A run of records
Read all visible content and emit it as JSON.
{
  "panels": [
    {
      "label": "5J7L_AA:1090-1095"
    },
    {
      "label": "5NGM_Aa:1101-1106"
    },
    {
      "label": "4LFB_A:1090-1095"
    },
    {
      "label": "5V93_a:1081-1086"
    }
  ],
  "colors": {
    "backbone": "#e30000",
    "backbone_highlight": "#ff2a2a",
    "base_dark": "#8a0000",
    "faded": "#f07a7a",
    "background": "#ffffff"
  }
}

Required work → Please quote the data above in full, with no line missing.

Answer for the task →
Read all visible content and emit it as JSON.
{
  "panels": [
    {
      "label": "5J7L_AA:1090-1095"
    },
    {
      "label": "5NGM_Aa:1101-1106"
    },
    {
      "label": "4LFB_A:1090-1095"
    },
    {
      "label": "5V93_a:1081-1086"
    }
  ],
  "colors": {
    "backbone": "#e30000",
    "backbone_highlight": "#ff2a2a",
    "base_dark": "#8a0000",
    "faded": "#f07a7a",
    "background": "#ffffff"
  }
}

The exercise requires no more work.